::: Dataset records :::

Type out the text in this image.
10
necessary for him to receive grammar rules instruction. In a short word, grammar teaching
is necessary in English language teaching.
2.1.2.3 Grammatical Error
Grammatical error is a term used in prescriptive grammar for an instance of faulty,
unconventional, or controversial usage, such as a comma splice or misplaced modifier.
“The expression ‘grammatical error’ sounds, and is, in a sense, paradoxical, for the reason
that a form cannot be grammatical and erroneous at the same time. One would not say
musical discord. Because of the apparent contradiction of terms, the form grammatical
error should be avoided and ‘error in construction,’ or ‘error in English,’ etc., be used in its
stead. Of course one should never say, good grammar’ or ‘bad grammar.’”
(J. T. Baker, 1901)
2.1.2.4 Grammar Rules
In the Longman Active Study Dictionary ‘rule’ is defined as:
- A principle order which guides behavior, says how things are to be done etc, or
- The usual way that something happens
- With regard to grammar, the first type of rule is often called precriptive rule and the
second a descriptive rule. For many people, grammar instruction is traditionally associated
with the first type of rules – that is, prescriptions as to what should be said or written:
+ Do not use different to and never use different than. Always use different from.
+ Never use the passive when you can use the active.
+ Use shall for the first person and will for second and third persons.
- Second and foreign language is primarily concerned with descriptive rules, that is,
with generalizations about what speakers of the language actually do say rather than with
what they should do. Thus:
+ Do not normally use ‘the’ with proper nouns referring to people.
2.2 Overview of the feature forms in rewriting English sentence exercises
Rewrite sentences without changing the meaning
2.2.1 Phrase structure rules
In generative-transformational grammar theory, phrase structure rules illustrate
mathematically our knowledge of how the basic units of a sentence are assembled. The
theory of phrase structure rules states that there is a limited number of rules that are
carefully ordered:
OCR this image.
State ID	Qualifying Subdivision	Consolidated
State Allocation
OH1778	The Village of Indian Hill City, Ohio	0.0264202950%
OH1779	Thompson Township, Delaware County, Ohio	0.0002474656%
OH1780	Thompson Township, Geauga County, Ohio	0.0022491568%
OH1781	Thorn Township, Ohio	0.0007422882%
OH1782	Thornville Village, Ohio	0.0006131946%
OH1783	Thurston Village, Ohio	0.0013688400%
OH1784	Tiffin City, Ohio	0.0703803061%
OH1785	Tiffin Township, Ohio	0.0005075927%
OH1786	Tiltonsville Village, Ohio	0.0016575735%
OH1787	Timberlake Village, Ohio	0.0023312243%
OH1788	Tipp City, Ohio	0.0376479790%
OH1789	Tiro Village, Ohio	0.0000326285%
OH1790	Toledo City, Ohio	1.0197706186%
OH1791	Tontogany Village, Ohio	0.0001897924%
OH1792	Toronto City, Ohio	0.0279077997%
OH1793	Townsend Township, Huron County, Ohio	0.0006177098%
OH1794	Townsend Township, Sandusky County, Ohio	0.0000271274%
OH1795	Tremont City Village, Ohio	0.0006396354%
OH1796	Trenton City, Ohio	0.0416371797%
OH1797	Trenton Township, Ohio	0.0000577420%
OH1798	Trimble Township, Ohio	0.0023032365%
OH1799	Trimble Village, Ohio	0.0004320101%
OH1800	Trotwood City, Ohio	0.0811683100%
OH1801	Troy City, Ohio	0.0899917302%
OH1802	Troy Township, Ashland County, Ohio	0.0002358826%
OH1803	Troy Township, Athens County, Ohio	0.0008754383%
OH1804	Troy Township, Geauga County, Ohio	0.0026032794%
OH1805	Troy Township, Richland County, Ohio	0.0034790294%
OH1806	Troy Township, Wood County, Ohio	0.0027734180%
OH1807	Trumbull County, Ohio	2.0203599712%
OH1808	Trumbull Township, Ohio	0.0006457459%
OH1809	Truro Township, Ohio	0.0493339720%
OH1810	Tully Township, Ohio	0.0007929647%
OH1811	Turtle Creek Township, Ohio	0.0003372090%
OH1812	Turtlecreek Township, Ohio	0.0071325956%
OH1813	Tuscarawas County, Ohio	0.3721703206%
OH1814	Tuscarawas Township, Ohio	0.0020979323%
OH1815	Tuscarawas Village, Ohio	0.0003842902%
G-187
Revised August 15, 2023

:::

→ Stated exercise
Every entry above should be retyped exactly as shown.

→ Output
Type out the text in this image.
10
necessary for him to receive grammar rules instruction. In a short word, grammar teaching
is necessary in English language teaching.
2.1.2.3 Grammatical Error
Grammatical error is a term used in prescriptive grammar for an instance of faulty,
unconventional, or controversial usage, such as a comma splice or misplaced modifier.
“The expression ‘grammatical error’ sounds, and is, in a sense, paradoxical, for the reason
that a form cannot be grammatical and erroneous at the same time. One would not say
musical discord. Because of the apparent contradiction of terms, the form grammatical
error should be avoided and ‘error in construction,’ or ‘error in English,’ etc., be used in its
stead. Of course one should never say, good grammar’ or ‘bad grammar.’”
(J. T. Baker, 1901)
2.1.2.4 Grammar Rules
In the Longman Active Study Dictionary ‘rule’ is defined as:
- A principle order which guides behavior, says how things are to be done etc, or
- The usual way that something happens
- With regard to grammar, the first type of rule is often called precriptive rule and the
second a descriptive rule. For many people, grammar instruction is traditionally associated
with the first type of rules – that is, prescriptions as to what should be said or written:
+ Do not use different to and never use different than. Always use different from.
+ Never use the passive when you can use the active.
+ Use shall for the first person and will for second and third persons.
- Second and foreign language is primarily concerned with descriptive rules, that is,
with generalizations about what speakers of the language actually do say rather than with
what they should do. Thus:
+ Do not normally use ‘the’ with proper nouns referring to people.
2.2 Overview of the feature forms in rewriting English sentence exercises
Rewrite sentences without changing the meaning
2.2.1 Phrase structure rules
In generative-transformational grammar theory, phrase structure rules illustrate
mathematically our knowledge of how the basic units of a sentence are assembled. The
theory of phrase structure rules states that there is a limited number of rules that are
carefully ordered:
OCR this image.
State ID	Qualifying Subdivision	Consolidated
State Allocation
OH1778	The Village of Indian Hill City, Ohio	0.0264202950%
OH1779	Thompson Township, Delaware County, Ohio	0.0002474656%
OH1780	Thompson Township, Geauga County, Ohio	0.0022491568%
OH1781	Thorn Township, Ohio	0.0007422882%
OH1782	Thornville Village, Ohio	0.0006131946%
OH1783	Thurston Village, Ohio	0.0013688400%
OH1784	Tiffin City, Ohio	0.0703803061%
OH1785	Tiffin Township, Ohio	0.0005075927%
OH1786	Tiltonsville Village, Ohio	0.0016575735%
OH1787	Timberlake Village, Ohio	0.0023312243%
OH1788	Tipp City, Ohio	0.0376479790%
OH1789	Tiro Village, Ohio	0.0000326285%
OH1790	Toledo City, Ohio	1.0197706186%
OH1791	Tontogany Village, Ohio	0.0001897924%
OH1792	Toronto City, Ohio	0.0279077997%
OH1793	Townsend Township, Huron County, Ohio	0.0006177098%
OH1794	Townsend Township, Sandusky County, Ohio	0.0000271274%
OH1795	Tremont City Village, Ohio	0.0006396354%
OH1796	Trenton City, Ohio	0.0416371797%
OH1797	Trenton Township, Ohio	0.0000577420%
OH1798	Trimble Township, Ohio	0.0023032365%
OH1799	Trimble Village, Ohio	0.0004320101%
OH1800	Trotwood City, Ohio	0.0811683100%
OH1801	Troy City, Ohio	0.0899917302%
OH1802	Troy Township, Ashland County, Ohio	0.0002358826%
OH1803	Troy Township, Athens County, Ohio	0.0008754383%
OH1804	Troy Township, Geauga County, Ohio	0.0026032794%
OH1805	Troy Township, Richland County, Ohio	0.0034790294%
OH1806	Troy Township, Wood County, Ohio	0.0027734180%
OH1807	Trumbull County, Ohio	2.0203599712%
OH1808	Trumbull Township, Ohio	0.0006457459%
OH1809	Truro Township, Ohio	0.0493339720%
OH1810	Tully Township, Ohio	0.0007929647%
OH1811	Turtle Creek Township, Ohio	0.0003372090%
OH1812	Turtlecreek Township, Ohio	0.0071325956%
OH1813	Tuscarawas County, Ohio	0.3721703206%
OH1814	Tuscarawas Township, Ohio	0.0020979323%
OH1815	Tuscarawas Village, Ohio	0.0003842902%
G-187
Revised August 15, 2023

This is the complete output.